◆ **RECORDS SHOWN**:

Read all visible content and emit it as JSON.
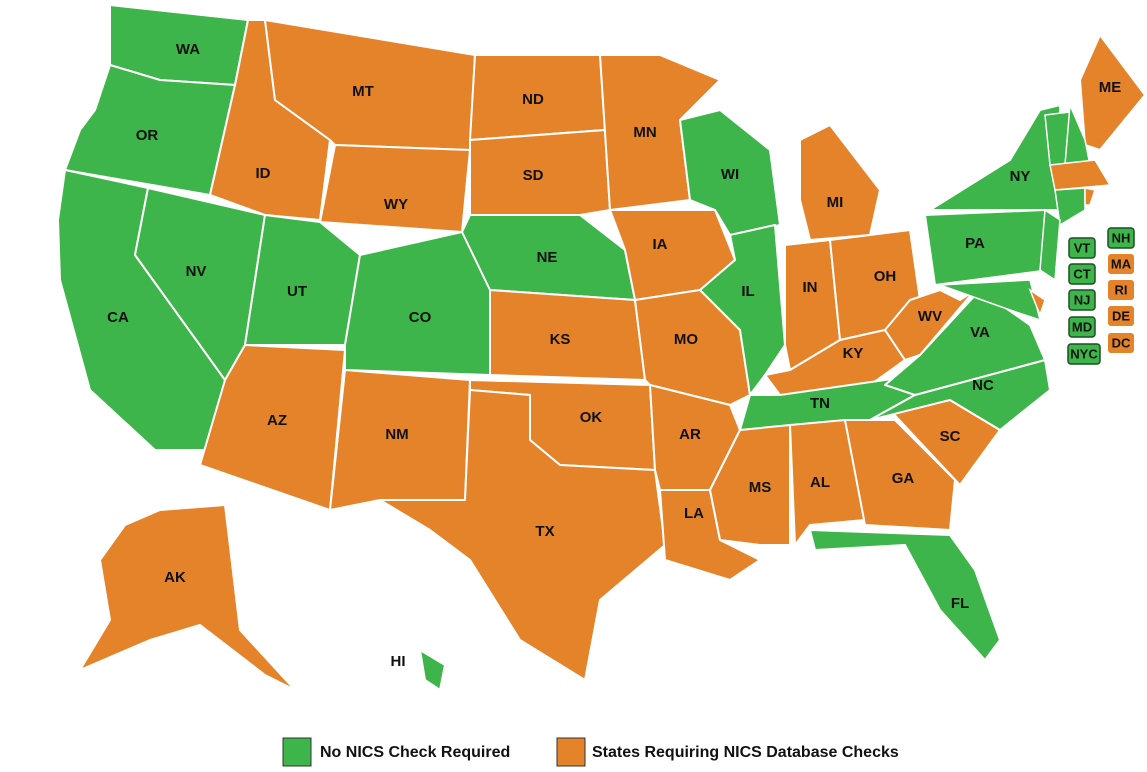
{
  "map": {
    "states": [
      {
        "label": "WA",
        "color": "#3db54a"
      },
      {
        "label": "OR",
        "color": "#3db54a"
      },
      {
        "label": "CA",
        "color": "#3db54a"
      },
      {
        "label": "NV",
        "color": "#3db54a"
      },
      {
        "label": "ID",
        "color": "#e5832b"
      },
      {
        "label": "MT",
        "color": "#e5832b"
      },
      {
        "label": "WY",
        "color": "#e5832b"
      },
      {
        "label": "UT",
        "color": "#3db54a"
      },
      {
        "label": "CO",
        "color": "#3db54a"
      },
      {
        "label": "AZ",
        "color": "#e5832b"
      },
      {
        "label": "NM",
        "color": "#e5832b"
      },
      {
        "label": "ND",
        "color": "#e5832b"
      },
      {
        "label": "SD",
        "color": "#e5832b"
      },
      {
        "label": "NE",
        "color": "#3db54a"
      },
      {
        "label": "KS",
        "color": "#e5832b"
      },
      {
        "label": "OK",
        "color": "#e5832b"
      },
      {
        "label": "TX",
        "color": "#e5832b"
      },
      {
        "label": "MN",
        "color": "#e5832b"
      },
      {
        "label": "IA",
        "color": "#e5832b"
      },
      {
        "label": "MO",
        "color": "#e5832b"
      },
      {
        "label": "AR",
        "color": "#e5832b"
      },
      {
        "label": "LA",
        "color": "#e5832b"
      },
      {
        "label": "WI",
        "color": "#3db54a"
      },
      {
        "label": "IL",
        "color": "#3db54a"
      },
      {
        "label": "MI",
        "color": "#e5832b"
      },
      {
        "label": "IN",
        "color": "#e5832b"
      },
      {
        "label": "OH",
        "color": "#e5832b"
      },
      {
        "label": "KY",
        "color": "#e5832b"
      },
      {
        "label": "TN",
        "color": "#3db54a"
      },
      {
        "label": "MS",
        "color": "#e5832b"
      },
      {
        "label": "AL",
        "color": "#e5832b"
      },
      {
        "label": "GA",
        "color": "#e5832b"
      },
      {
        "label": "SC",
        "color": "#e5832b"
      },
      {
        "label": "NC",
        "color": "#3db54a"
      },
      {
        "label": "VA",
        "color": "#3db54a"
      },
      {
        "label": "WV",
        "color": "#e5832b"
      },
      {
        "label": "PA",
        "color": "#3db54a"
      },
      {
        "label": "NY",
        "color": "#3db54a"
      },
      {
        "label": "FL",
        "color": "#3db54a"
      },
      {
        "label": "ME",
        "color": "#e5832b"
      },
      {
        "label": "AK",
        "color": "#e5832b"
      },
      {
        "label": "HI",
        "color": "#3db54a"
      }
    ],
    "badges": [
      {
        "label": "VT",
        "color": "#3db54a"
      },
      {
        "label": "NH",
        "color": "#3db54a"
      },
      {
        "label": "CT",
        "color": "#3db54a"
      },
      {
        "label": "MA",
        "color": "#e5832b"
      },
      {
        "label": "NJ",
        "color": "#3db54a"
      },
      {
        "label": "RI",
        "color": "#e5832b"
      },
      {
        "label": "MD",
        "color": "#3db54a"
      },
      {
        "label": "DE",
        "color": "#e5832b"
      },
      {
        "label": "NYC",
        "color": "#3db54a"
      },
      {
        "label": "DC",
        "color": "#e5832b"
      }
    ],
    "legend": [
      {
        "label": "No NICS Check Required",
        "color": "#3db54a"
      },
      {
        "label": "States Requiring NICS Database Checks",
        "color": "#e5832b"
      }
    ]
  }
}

◆ **WHAT IS BEING ASKED**:
Copy every line of the records above that contains "NICS".

◆ **RESULT OF THIS TASK**:
        "label": "No NICS Check Required",
        "label": "States Requiring NICS Database Checks",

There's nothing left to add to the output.